Problem requirements: Copy out the listing that follows exactly, dropping every picture.
= = = = = = =
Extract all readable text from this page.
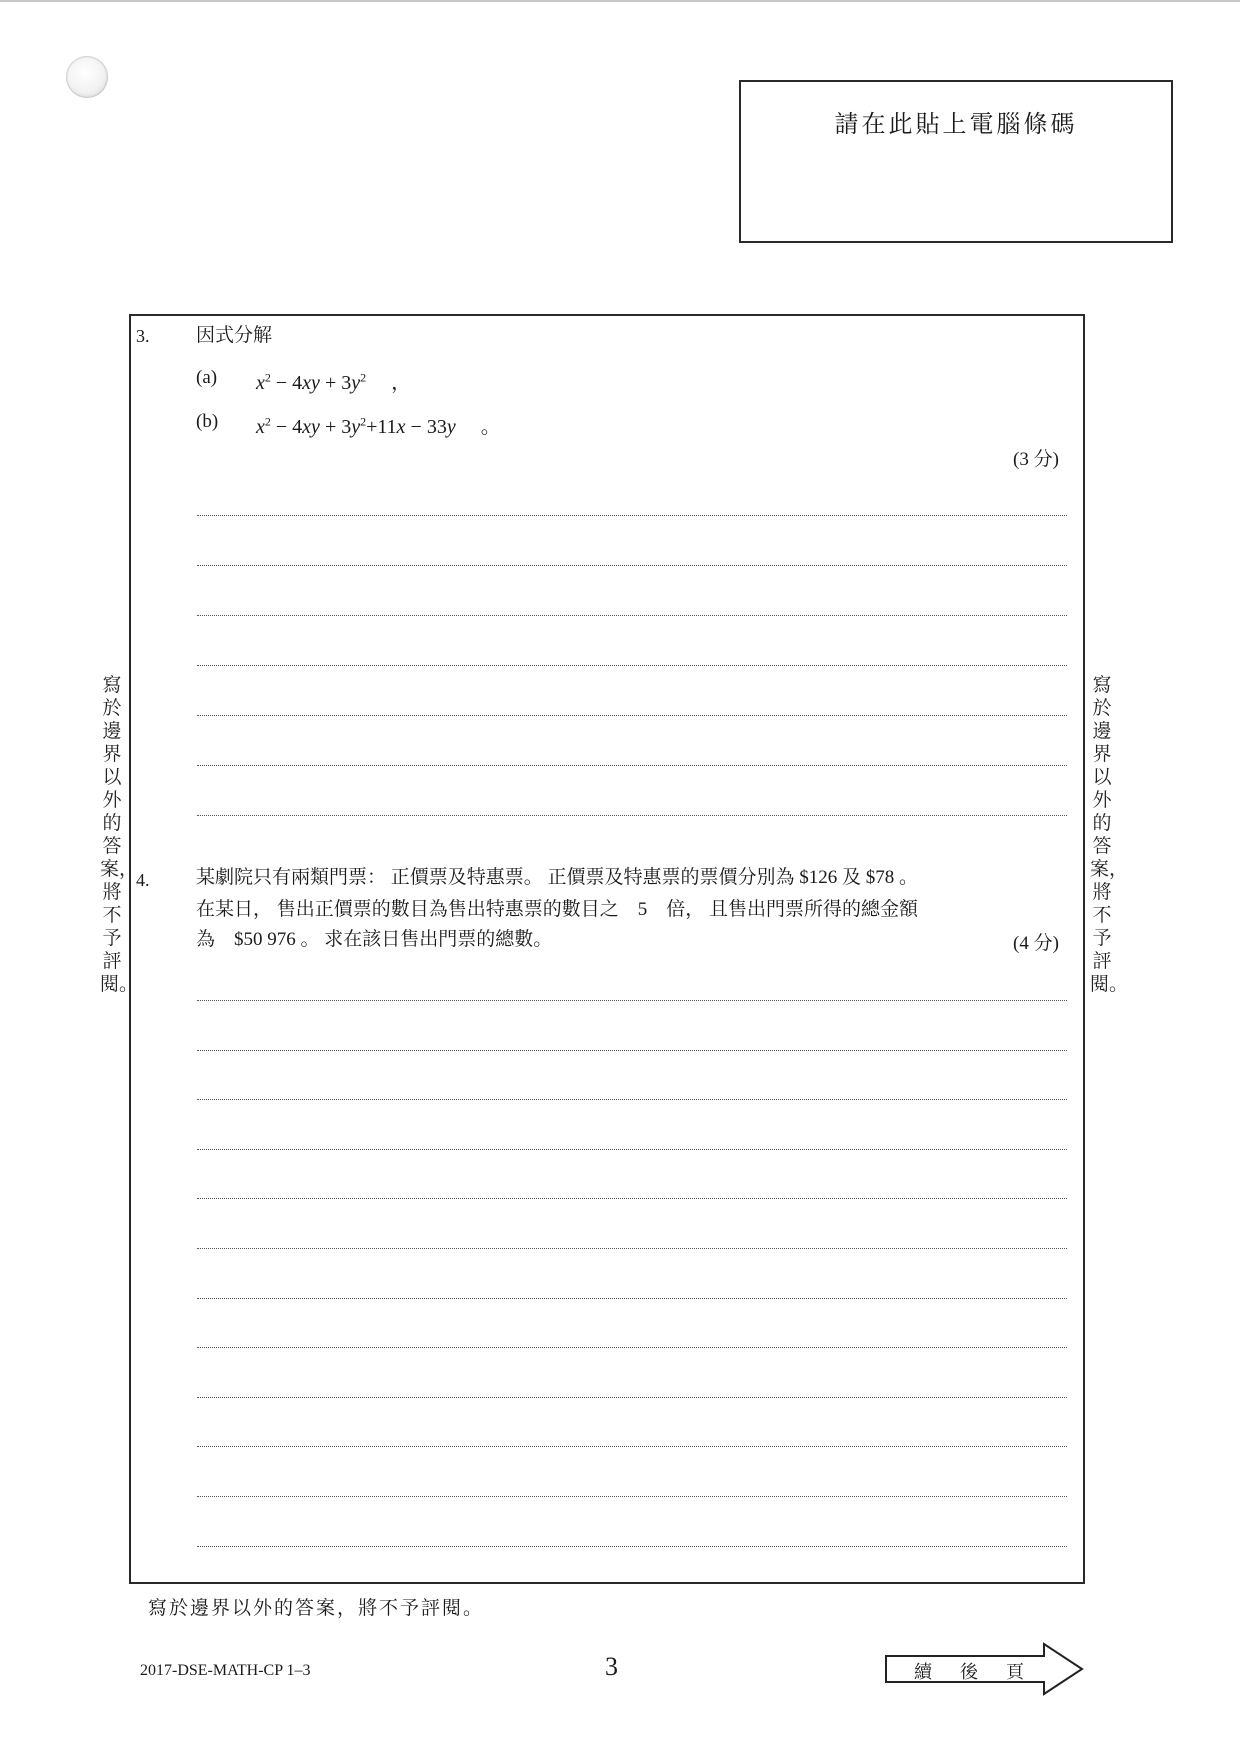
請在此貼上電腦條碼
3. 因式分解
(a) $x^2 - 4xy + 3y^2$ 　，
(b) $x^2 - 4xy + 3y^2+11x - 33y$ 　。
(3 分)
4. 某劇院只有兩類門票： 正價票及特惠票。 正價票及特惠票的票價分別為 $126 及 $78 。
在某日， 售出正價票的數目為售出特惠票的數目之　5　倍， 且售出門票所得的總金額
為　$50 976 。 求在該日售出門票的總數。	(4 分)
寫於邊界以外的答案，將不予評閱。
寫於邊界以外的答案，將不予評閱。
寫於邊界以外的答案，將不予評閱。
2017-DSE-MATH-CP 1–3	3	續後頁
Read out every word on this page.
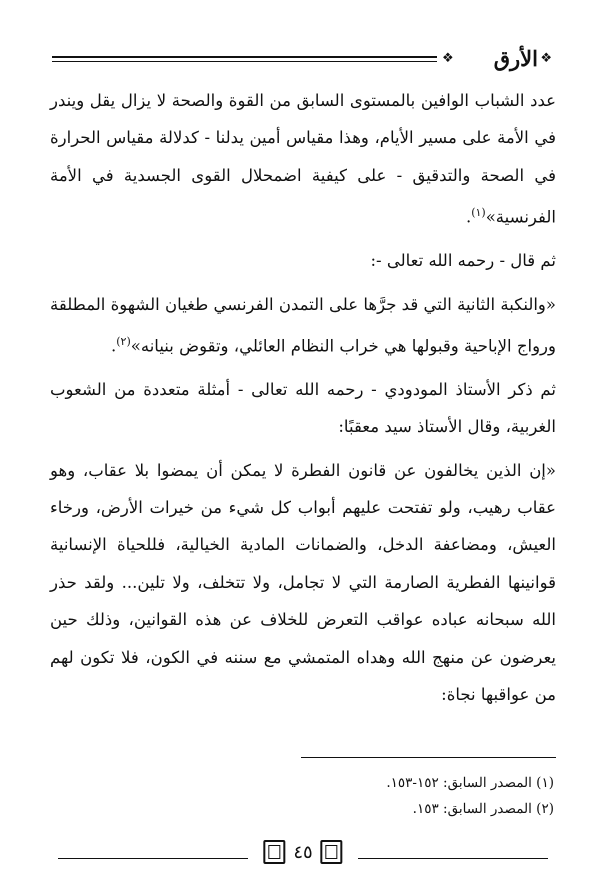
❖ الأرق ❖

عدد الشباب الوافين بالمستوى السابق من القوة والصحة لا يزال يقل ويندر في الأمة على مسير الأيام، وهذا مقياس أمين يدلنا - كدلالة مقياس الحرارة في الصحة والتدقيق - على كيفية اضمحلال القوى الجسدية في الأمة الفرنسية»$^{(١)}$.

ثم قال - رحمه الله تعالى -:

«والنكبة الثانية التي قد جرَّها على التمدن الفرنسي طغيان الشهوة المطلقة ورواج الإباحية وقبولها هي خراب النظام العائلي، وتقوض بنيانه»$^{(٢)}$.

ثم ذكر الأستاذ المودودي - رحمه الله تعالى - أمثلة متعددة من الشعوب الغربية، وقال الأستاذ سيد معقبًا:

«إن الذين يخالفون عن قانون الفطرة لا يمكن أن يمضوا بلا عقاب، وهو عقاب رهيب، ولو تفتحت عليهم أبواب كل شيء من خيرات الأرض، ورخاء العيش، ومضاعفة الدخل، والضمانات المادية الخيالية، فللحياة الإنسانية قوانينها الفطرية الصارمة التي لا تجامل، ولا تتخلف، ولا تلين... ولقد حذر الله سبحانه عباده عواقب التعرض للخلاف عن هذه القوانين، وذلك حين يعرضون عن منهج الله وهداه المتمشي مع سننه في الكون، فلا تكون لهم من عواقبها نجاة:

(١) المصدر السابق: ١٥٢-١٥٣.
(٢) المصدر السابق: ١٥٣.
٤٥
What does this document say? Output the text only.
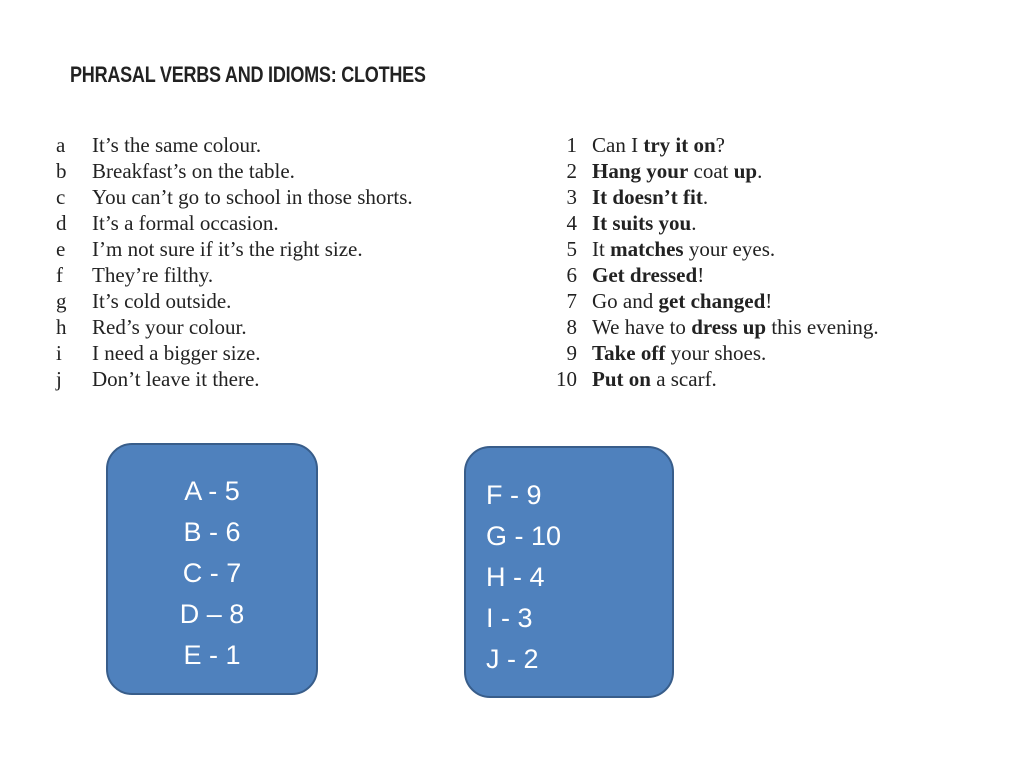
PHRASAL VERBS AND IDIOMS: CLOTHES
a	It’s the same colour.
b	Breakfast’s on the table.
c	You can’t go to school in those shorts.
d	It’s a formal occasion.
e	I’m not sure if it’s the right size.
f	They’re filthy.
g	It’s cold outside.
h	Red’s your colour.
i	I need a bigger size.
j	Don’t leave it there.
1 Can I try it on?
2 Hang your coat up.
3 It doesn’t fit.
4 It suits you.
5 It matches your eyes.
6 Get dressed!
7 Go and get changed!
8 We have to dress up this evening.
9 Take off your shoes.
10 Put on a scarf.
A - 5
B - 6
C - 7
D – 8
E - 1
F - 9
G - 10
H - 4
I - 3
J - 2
= = = = = = =
Exercise response:
Extract all readable text from this page.
請在此貼上電腦條碼
3. 因式分解
(a) $x^2 - 4xy + 3y^2$ 　，
(b) $x^2 - 4xy + 3y^2+11x - 33y$ 　。
(3 分)
4. 某劇院只有兩類門票： 正價票及特惠票。 正價票及特惠票的票價分別為 $126 及 $78 。
在某日， 售出正價票的數目為售出特惠票的數目之　5　倍， 且售出門票所得的總金額
為　$50 976 。 求在該日售出門票的總數。	(4 分)
寫於邊界以外的答案，將不予評閱。
寫於邊界以外的答案，將不予評閱。
寫於邊界以外的答案，將不予評閱。
2017-DSE-MATH-CP 1–3	3	續後頁
Read out every word on this page.
❖ الأرق ❖

عدد الشباب الوافين بالمستوى السابق من القوة والصحة لا يزال يقل ويندر في الأمة على مسير الأيام، وهذا مقياس أمين يدلنا - كدلالة مقياس الحرارة في الصحة والتدقيق - على كيفية اضمحلال القوى الجسدية في الأمة الفرنسية»$^{(١)}$.

ثم قال - رحمه الله تعالى -:

«والنكبة الثانية التي قد جرَّها على التمدن الفرنسي طغيان الشهوة المطلقة ورواج الإباحية وقبولها هي خراب النظام العائلي، وتقوض بنيانه»$^{(٢)}$.

ثم ذكر الأستاذ المودودي - رحمه الله تعالى - أمثلة متعددة من الشعوب الغربية، وقال الأستاذ سيد معقبًا:

«إن الذين يخالفون عن قانون الفطرة لا يمكن أن يمضوا بلا عقاب، وهو عقاب رهيب، ولو تفتحت عليهم أبواب كل شيء من خيرات الأرض، ورخاء العيش، ومضاعفة الدخل، والضمانات المادية الخيالية، فللحياة الإنسانية قوانينها الفطرية الصارمة التي لا تجامل، ولا تتخلف، ولا تلين... ولقد حذر الله سبحانه عباده عواقب التعرض للخلاف عن هذه القوانين، وذلك حين يعرضون عن منهج الله وهداه المتمشي مع سننه في الكون، فلا تكون لهم من عواقبها نجاة:

(١) المصدر السابق: ١٥٢-١٥٣.
(٢) المصدر السابق: ١٥٣.
٤٥
What does this document say? Output the text only.
PHRASAL VERBS AND IDIOMS: CLOTHES
a	It’s the same colour.
b	Breakfast’s on the table.
c	You can’t go to school in those shorts.
d	It’s a formal occasion.
e	I’m not sure if it’s the right size.
f	They’re filthy.
g	It’s cold outside.
h	Red’s your colour.
i	I need a bigger size.
j	Don’t leave it there.
1 Can I try it on?
2 Hang your coat up.
3 It doesn’t fit.
4 It suits you.
5 It matches your eyes.
6 Get dressed!
7 Go and get changed!
8 We have to dress up this evening.
9 Take off your shoes.
10 Put on a scarf.
A - 5
B - 6
C - 7
D – 8
E - 1
F - 9
G - 10
H - 4
I - 3
J - 2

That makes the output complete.